» EXERCISE:
Write each record again exactly as it stands.

» ENTRIES SUPPLIED:
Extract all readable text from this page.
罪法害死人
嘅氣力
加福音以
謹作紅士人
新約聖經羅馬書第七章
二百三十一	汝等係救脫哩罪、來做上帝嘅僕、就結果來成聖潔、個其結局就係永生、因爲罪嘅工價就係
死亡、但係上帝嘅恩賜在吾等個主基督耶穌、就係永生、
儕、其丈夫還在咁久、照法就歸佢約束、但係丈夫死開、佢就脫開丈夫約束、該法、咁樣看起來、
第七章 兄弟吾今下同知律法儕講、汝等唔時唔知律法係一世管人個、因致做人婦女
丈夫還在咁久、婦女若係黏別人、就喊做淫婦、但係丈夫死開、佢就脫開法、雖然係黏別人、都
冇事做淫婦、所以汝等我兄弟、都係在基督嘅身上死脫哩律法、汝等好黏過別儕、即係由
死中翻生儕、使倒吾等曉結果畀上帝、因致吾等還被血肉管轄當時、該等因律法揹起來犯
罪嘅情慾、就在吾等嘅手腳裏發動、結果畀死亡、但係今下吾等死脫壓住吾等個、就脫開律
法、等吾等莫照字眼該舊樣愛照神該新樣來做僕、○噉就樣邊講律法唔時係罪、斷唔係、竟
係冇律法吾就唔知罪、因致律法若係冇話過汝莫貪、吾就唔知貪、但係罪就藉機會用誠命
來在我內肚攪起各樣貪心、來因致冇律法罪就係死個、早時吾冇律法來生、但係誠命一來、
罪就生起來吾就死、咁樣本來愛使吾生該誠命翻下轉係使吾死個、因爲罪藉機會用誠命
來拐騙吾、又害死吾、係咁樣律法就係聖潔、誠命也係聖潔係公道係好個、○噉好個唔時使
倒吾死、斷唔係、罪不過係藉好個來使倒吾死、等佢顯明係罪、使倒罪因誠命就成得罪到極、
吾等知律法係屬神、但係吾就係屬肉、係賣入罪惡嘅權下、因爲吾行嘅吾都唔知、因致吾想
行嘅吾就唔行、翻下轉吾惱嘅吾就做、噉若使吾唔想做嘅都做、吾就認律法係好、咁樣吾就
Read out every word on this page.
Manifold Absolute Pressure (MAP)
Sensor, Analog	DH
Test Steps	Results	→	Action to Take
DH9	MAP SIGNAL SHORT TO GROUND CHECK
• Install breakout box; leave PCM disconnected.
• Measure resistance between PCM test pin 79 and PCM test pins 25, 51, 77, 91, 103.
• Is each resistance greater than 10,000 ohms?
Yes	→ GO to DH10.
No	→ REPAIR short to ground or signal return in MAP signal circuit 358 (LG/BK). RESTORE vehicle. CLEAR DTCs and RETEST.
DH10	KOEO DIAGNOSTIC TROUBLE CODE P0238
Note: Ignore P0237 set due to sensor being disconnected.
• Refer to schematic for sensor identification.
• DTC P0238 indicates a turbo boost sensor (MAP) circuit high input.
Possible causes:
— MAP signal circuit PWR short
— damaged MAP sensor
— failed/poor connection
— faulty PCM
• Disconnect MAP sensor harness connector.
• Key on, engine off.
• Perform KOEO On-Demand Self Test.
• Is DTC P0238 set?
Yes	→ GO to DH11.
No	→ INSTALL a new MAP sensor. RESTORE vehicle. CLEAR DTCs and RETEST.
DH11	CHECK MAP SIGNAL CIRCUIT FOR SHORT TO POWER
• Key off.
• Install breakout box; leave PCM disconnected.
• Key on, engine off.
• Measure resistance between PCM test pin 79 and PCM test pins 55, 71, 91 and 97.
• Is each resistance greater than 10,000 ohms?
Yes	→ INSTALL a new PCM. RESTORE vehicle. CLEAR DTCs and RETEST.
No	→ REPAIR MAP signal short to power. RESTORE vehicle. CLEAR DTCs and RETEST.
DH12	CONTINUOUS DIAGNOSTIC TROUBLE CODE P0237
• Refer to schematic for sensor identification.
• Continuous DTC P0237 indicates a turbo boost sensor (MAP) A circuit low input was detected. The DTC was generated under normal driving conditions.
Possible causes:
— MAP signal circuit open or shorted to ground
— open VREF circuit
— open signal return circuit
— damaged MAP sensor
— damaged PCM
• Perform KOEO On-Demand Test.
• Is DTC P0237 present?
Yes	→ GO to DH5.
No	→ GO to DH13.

» FINAL RESULT:
Extract all readable text from this page.
罪法害死人
嘅氣力
加福音以
謹作紅士人
新約聖經羅馬書第七章
二百三十一	汝等係救脫哩罪、來做上帝嘅僕、就結果來成聖潔、個其結局就係永生、因爲罪嘅工價就係
死亡、但係上帝嘅恩賜在吾等個主基督耶穌、就係永生、
儕、其丈夫還在咁久、照法就歸佢約束、但係丈夫死開、佢就脫開丈夫約束、該法、咁樣看起來、
第七章 兄弟吾今下同知律法儕講、汝等唔時唔知律法係一世管人個、因致做人婦女
丈夫還在咁久、婦女若係黏別人、就喊做淫婦、但係丈夫死開、佢就脫開法、雖然係黏別人、都
冇事做淫婦、所以汝等我兄弟、都係在基督嘅身上死脫哩律法、汝等好黏過別儕、即係由
死中翻生儕、使倒吾等曉結果畀上帝、因致吾等還被血肉管轄當時、該等因律法揹起來犯
罪嘅情慾、就在吾等嘅手腳裏發動、結果畀死亡、但係今下吾等死脫壓住吾等個、就脫開律
法、等吾等莫照字眼該舊樣愛照神該新樣來做僕、○噉就樣邊講律法唔時係罪、斷唔係、竟
係冇律法吾就唔知罪、因致律法若係冇話過汝莫貪、吾就唔知貪、但係罪就藉機會用誠命
來在我內肚攪起各樣貪心、來因致冇律法罪就係死個、早時吾冇律法來生、但係誠命一來、
罪就生起來吾就死、咁樣本來愛使吾生該誠命翻下轉係使吾死個、因爲罪藉機會用誠命
來拐騙吾、又害死吾、係咁樣律法就係聖潔、誠命也係聖潔係公道係好個、○噉好個唔時使
倒吾死、斷唔係、罪不過係藉好個來使倒吾死、等佢顯明係罪、使倒罪因誠命就成得罪到極、
吾等知律法係屬神、但係吾就係屬肉、係賣入罪惡嘅權下、因爲吾行嘅吾都唔知、因致吾想
行嘅吾就唔行、翻下轉吾惱嘅吾就做、噉若使吾唔想做嘅都做、吾就認律法係好、咁樣吾就
Read out every word on this page.
Manifold Absolute Pressure (MAP)
Sensor, Analog	DH
Test Steps	Results	→	Action to Take
DH9	MAP SIGNAL SHORT TO GROUND CHECK
• Install breakout box; leave PCM disconnected.
• Measure resistance between PCM test pin 79 and PCM test pins 25, 51, 77, 91, 103.
• Is each resistance greater than 10,000 ohms?
Yes	→ GO to DH10.
No	→ REPAIR short to ground or signal return in MAP signal circuit 358 (LG/BK). RESTORE vehicle. CLEAR DTCs and RETEST.
DH10	KOEO DIAGNOSTIC TROUBLE CODE P0238
Note: Ignore P0237 set due to sensor being disconnected.
• Refer to schematic for sensor identification.
• DTC P0238 indicates a turbo boost sensor (MAP) circuit high input.
Possible causes:
— MAP signal circuit PWR short
— damaged MAP sensor
— failed/poor connection
— faulty PCM
• Disconnect MAP sensor harness connector.
• Key on, engine off.
• Perform KOEO On-Demand Self Test.
• Is DTC P0238 set?
Yes	→ GO to DH11.
No	→ INSTALL a new MAP sensor. RESTORE vehicle. CLEAR DTCs and RETEST.
DH11	CHECK MAP SIGNAL CIRCUIT FOR SHORT TO POWER
• Key off.
• Install breakout box; leave PCM disconnected.
• Key on, engine off.
• Measure resistance between PCM test pin 79 and PCM test pins 55, 71, 91 and 97.
• Is each resistance greater than 10,000 ohms?
Yes	→ INSTALL a new PCM. RESTORE vehicle. CLEAR DTCs and RETEST.
No	→ REPAIR MAP signal short to power. RESTORE vehicle. CLEAR DTCs and RETEST.
DH12	CONTINUOUS DIAGNOSTIC TROUBLE CODE P0237
• Refer to schematic for sensor identification.
• Continuous DTC P0237 indicates a turbo boost sensor (MAP) A circuit low input was detected. The DTC was generated under normal driving conditions.
Possible causes:
— MAP signal circuit open or shorted to ground
— open VREF circuit
— open signal return circuit
— damaged MAP sensor
— damaged PCM
• Perform KOEO On-Demand Test.
• Is DTC P0237 present?
Yes	→ GO to DH5.
No	→ GO to DH13.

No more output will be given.